This is what everyone should be doing, but no one is. Everyone is forgetting that time is half of the equation! O(2^m+t)
If you have time on your side you should be trying your hardest to save as much as you can. The younger you are, the more urgent; as the money you save will be worth exponentially more.
What if you don’t earn enough?
Even though I believe that anyone can make the wage of a CEO , I know that some people aren’t capable of saving a lot due to financial commitments. This is the reason why it’s even more important to save earlier before you pick up these commitments.
There are no bounds to the length you should go to save when you are young. You could live with your parents or pick up extra jobs. These years will define the rest of your working life.
All of the simulations in this post work exactly the same way if you cannot save the amount shown straight away, you just have to push back your numbers by N amount of years.
Why people don’t talk about this
The subject of time isn’t discussed much in the FIRE community. This is likely because a lot of people on this pathway found our little group later in life. As the power of time is exponential, they can’t use it to its full advantage.
Not starting earlier is the number one regret from most FIRE devotees, it’s mine too. Regret usually manifests with self-affirmation, and as blogs are portals to a persons’ inner-mind, this attitude bleeds through into their writing.
But make no mistake, if you are young and reading this, you should save right now! It’s an emergency. Yes, you could defer your savings in the hope of earning more and saving more later, but time is equal to money.
Time is the one thing that you have right now, don’t sacrifice it in the hope of earning more later.
Here’s an extra little simulation to mull over:
I was working at 16 years old on minimum wage. If instead of going to University I continued living with my parents and invested all of my minimum-wage earnings until the age of 22…
I would have enough to retire at the age of 40.
Yep. For most people with early retirement as a goal, they would have reached their goal earlier if they didn’t go to University and if they never earned more than minimum wage. This stuff absolutely blows my mind.
TIME is just as important as earning more. In fact, it’s better than earning more, because it’s a commodity that is guaranteed.
If you’ve got time on your hands, don’t waste it.

Goal of the exercise:
Change "save" to "invest" in the passage on saving early from "This is what" to "worth exponentially more.", and give that part back.

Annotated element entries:

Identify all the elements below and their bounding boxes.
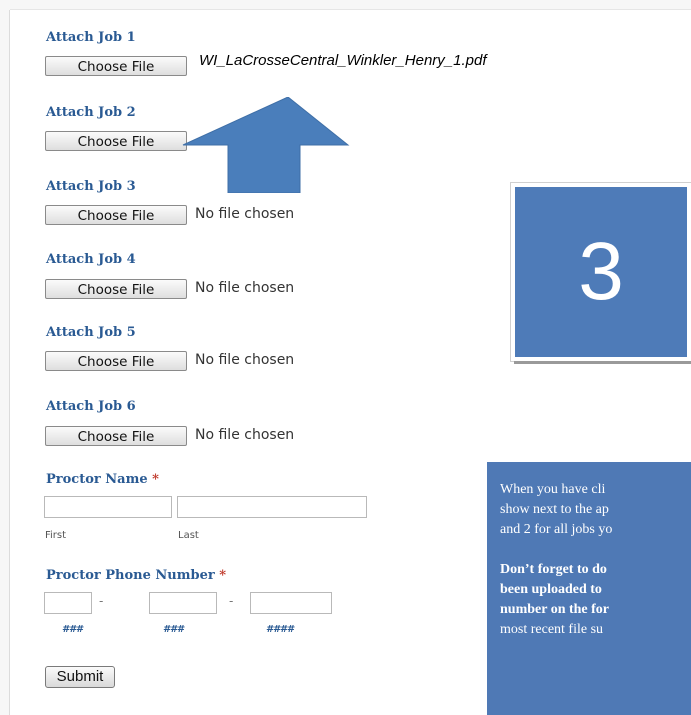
- attach-job-3-status: No file chosen: [195, 206, 295, 222]
- attach-job-6-label: Attach Job 6: [46, 399, 136, 414]
- phone-prefix-hint: ###: [163, 624, 184, 635]
- instruction-text: When you have cli show next to the ap an…: [500, 480, 691, 540]
- attach-job-4-choose-file-button[interactable]: Choose File: [45, 279, 187, 299]
- attach-job-1-filename: WI_LaCrosseCentral_Winkler_Henry_1.pdf: [199, 52, 487, 69]
- proctor-first-name-input[interactable]: [44, 496, 172, 518]
- attach-job-5-choose-file-button[interactable]: Choose File: [45, 351, 187, 371]
- attach-job-6-choose-file-button[interactable]: Choose File: [45, 426, 187, 446]
- instruction-callout: When you have cli show next to the ap an…: [487, 462, 691, 715]
- warning-line-1: Don’t forget to do: [500, 562, 607, 577]
- attach-job-2-label: Attach Job 2: [46, 105, 136, 120]
- phone-line-number-hint: ####: [266, 624, 294, 635]
- required-marker: *: [219, 568, 227, 583]
- attach-job-3-label: Attach Job 3: [46, 179, 136, 194]
- phone-area-code-hint: ###: [62, 624, 83, 635]
- step-number-box: 3: [511, 183, 691, 361]
- instruction-line-1: When you have cli: [500, 482, 606, 497]
- left-arrow-icon: [182, 97, 350, 193]
- required-marker: *: [152, 472, 159, 487]
- instruction-warning: Don’t forget to do been uploaded to numb…: [500, 560, 691, 640]
- attach-job-4-status: No file chosen: [195, 280, 295, 296]
- instruction-line-3: and 2 for all jobs yo: [500, 522, 613, 537]
- proctor-phone-label-text: Proctor Phone Number: [46, 568, 215, 583]
- attach-job-3-choose-file-button[interactable]: Choose File: [45, 205, 187, 225]
- proctor-last-name-input[interactable]: [177, 496, 367, 518]
- phone-separator: -: [99, 594, 104, 608]
- warning-line-2: been uploaded to: [500, 582, 602, 597]
- attach-job-4-label: Attach Job 4: [46, 252, 136, 267]
- warning-line-3: number on the for: [500, 602, 610, 617]
- warning-line-4: most recent file su: [500, 622, 604, 637]
- step-number: 3: [578, 226, 624, 317]
- phone-prefix-input[interactable]: [149, 592, 217, 614]
- submit-button[interactable]: Submit: [45, 666, 115, 688]
- attach-job-1-label: Attach Job 1: [46, 30, 136, 45]
- proctor-phone-label: Proctor Phone Number *: [46, 568, 226, 583]
- phone-line-number-input[interactable]: [250, 592, 332, 614]
- proctor-name-label-text: Proctor Name: [46, 472, 148, 487]
- phone-area-code-input[interactable]: [44, 592, 92, 614]
- attach-job-2-choose-file-button[interactable]: Choose File: [45, 131, 187, 151]
- attach-job-1-choose-file-button[interactable]: Choose File: [45, 56, 187, 76]
- attach-job-6-status: No file chosen: [195, 427, 295, 443]
- attach-job-5-status: No file chosen: [195, 352, 295, 368]
- proctor-name-label: Proctor Name *: [46, 472, 159, 487]
- instruction-line-2: show next to the ap: [500, 502, 609, 517]
- last-name-sublabel: Last: [178, 530, 199, 541]
- attach-job-5-label: Attach Job 5: [46, 325, 136, 340]
- phone-separator: -: [229, 594, 234, 608]
- first-name-sublabel: First: [45, 530, 67, 541]
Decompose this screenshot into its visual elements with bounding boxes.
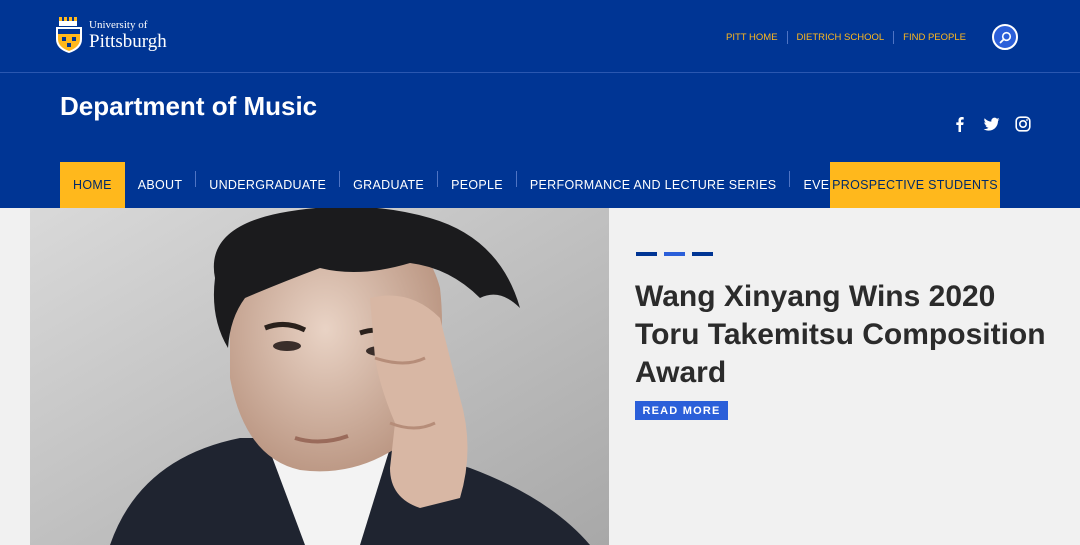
feature-headline[interactable]: Wang Xinyang Wins 2020 Toru Takemitsu Co…	[635, 278, 1055, 392]
facebook-icon[interactable]	[952, 116, 968, 137]
search-icon	[999, 31, 1011, 43]
read-more-button[interactable]: READ MORE	[635, 401, 728, 420]
instagram-icon[interactable]	[1015, 116, 1031, 137]
nav-item-about[interactable]: ABOUT	[125, 162, 196, 208]
accent-dashes	[636, 252, 713, 256]
accent-dash	[692, 252, 713, 256]
twitter-icon[interactable]	[983, 116, 1000, 137]
top-bar: University of Pittsburgh PITT HOME DIETR…	[0, 0, 1080, 73]
find-people-link[interactable]: FIND PEOPLE	[894, 32, 975, 43]
accent-dash	[664, 252, 685, 256]
search-button[interactable]	[992, 24, 1018, 50]
university-logo[interactable]: University of Pittsburgh	[55, 17, 167, 53]
pitt-home-link[interactable]: PITT HOME	[717, 32, 787, 43]
utility-links: PITT HOME DIETRICH SCHOOL FIND PEOPLE	[717, 31, 975, 44]
accent-dash	[636, 252, 657, 256]
main-nav: HOME ABOUT UNDERGRADUATE GRADUATE PEOPLE…	[60, 162, 870, 208]
dietrich-school-link[interactable]: DIETRICH SCHOOL	[788, 32, 894, 43]
university-crest-icon	[56, 17, 82, 53]
portrait-illustration	[30, 208, 609, 545]
social-links	[952, 116, 1031, 137]
nav-item-undergraduate[interactable]: UNDERGRADUATE	[196, 162, 339, 208]
feature-photo[interactable]	[30, 208, 609, 545]
prospective-students-button[interactable]: PROSPECTIVE STUDENTS	[830, 162, 1000, 208]
site-header: University of Pittsburgh PITT HOME DIETR…	[0, 0, 1080, 208]
logo-line-2: Pittsburgh	[89, 30, 167, 52]
nav-item-home[interactable]: HOME	[60, 162, 125, 208]
nav-item-graduate[interactable]: GRADUATE	[340, 162, 437, 208]
department-title: Department of Music	[60, 91, 318, 121]
logo-line-1: University of	[89, 18, 148, 31]
nav-item-performance-lecture-series[interactable]: PERFORMANCE AND LECTURE SERIES	[517, 162, 790, 208]
nav-item-people[interactable]: PEOPLE	[438, 162, 516, 208]
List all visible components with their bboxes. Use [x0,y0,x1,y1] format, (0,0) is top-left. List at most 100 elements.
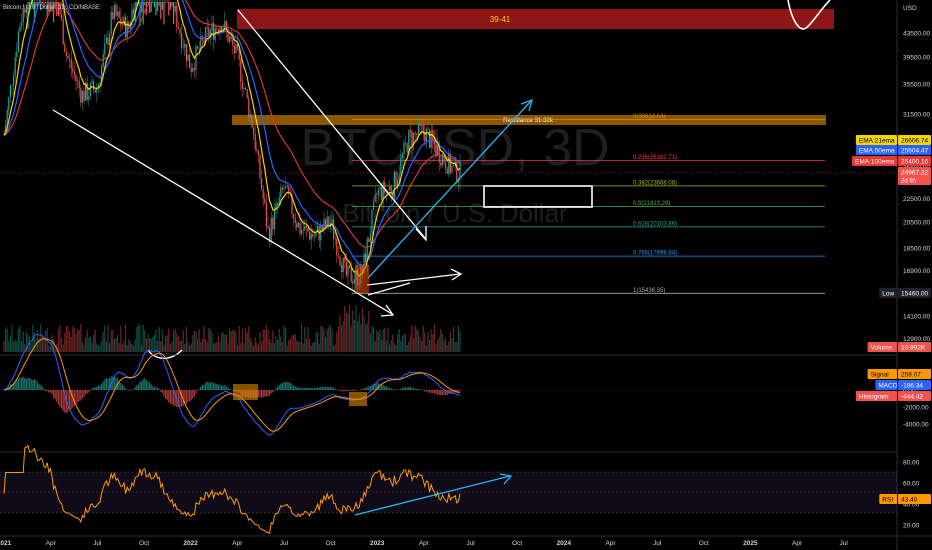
macd-badge-label: MACD [878,383,897,390]
candle-body [158,2,160,6]
candle-body [333,219,335,239]
volume-bar [150,338,152,352]
candle-body [169,2,171,10]
candle-body [344,257,346,262]
macd-histogram-bar [88,390,90,393]
macd-histogram-bar [277,386,279,390]
volume-bar [345,313,347,352]
candle-body [353,279,355,284]
candle-body [379,187,381,190]
macd-histogram-bar [169,390,171,404]
volume-bar [376,330,378,352]
volume-bar [161,330,163,352]
volume-bar [430,329,432,352]
candle-body [187,54,189,61]
macd-histogram-bar [350,390,352,391]
candle-body [262,189,264,199]
volume-bar [397,334,399,352]
candle-body [435,144,437,155]
candle-body [179,28,181,34]
macd-histogram-bar [289,382,291,390]
volume-bar [72,325,74,352]
macd-histogram-bar [86,390,88,394]
macd-histogram-bar [361,389,363,390]
macd-histogram-bar [219,384,221,390]
macd-histogram-bar [80,390,82,401]
macd-histogram-bar [368,386,370,390]
macd-histogram-bar [213,383,215,390]
candle-body [417,123,419,135]
volume-bar [169,344,171,352]
volume-bar [187,342,189,352]
volume-bar [152,336,154,352]
volume-bar [320,326,322,352]
macd-histogram-bar [392,389,394,391]
candle-body [211,23,213,31]
candle-body [395,172,397,187]
volume-bar [65,326,67,352]
time-axis-label: Oct [699,540,709,547]
volume-bar [113,338,115,352]
macd-histogram-bar [123,385,125,390]
time-axis-label: 2022 [183,540,198,547]
macd-histogram-bar [29,378,31,390]
macd-histogram-bar [192,390,194,399]
macd-histogram-bar [328,386,330,390]
zone-39-41[interactable] [237,9,834,29]
macd-histogram-bar [259,390,261,398]
macd-histogram-bar [101,383,103,390]
volume-bar [347,313,349,352]
volume-bar [440,329,442,352]
signal-badge: Signal 258.07 [867,369,931,379]
macd-histogram-bar [285,381,287,390]
volume-bar [176,333,178,352]
candle-body [251,114,253,128]
volume-bar [400,340,402,352]
candle-body [459,161,461,180]
macd-histogram-bar [59,390,61,408]
volume-bar [75,333,77,352]
macd-histogram-bar [301,388,303,390]
macd-histogram-bar [181,390,183,407]
chart-canvas[interactable]: BTCUSD, 3D Bitcoin / U.S. Dollar 39-41 R… [0,0,932,550]
low-badge-value: 15460.00 [901,290,928,297]
candle-body [112,12,114,19]
volume-bar [454,341,456,352]
candle-body [83,91,85,101]
volume-bar [165,336,167,352]
macd-histogram-bar [432,390,434,394]
volume-bar [184,343,186,352]
macd-histogram-bar [389,388,391,390]
time-axis-label: Apr [46,540,57,547]
candle-body [243,87,245,89]
macd-histogram-bar [337,390,339,391]
volume-bar [371,326,373,352]
volume-bar [390,339,392,352]
candle-body [72,68,74,72]
candle-body [161,2,163,11]
volume-bar [51,335,53,352]
macd-histogram-bar [229,388,231,390]
volume-bar [325,336,327,352]
candle-body [69,58,71,60]
histogram-badge-label: Histogram [859,394,889,401]
candle-body [337,255,339,257]
candle-body [241,82,243,89]
macd-histogram-bar [205,382,207,390]
macd-histogram-bar [185,390,187,404]
macd-histogram-bar [429,390,431,393]
macd-histogram-bar [75,390,77,405]
candle-body [11,85,13,87]
macd-histogram-bar [393,389,395,390]
macd-histogram-bar [25,378,27,390]
macd-histogram-bar [208,382,210,390]
volume-bar [270,342,272,352]
volume-bar [446,345,448,352]
macd-histogram-bar [16,380,18,390]
candle-body [168,2,170,16]
volume-bar [414,325,416,352]
candle-body [110,12,112,35]
candle-body [296,223,298,228]
candle-body [281,187,283,190]
volume-bar [384,327,386,352]
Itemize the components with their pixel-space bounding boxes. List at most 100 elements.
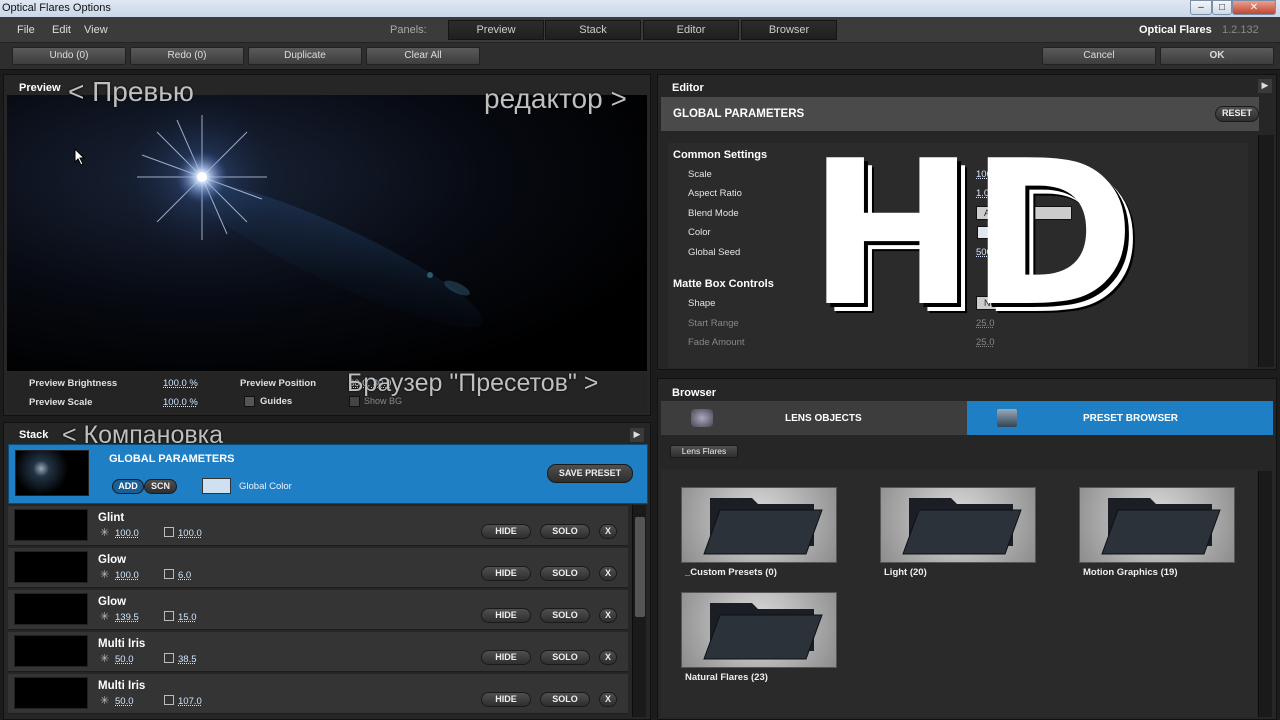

The answer:
This is what everyone should be doing, but no one is. Everyone is forgetting that time is half of the equation! O(2^m+t)
If you have time on your side you should be trying your hardest to invest as much as you can. The younger you are, the more urgent; as the money you invest will be worth exponentially more.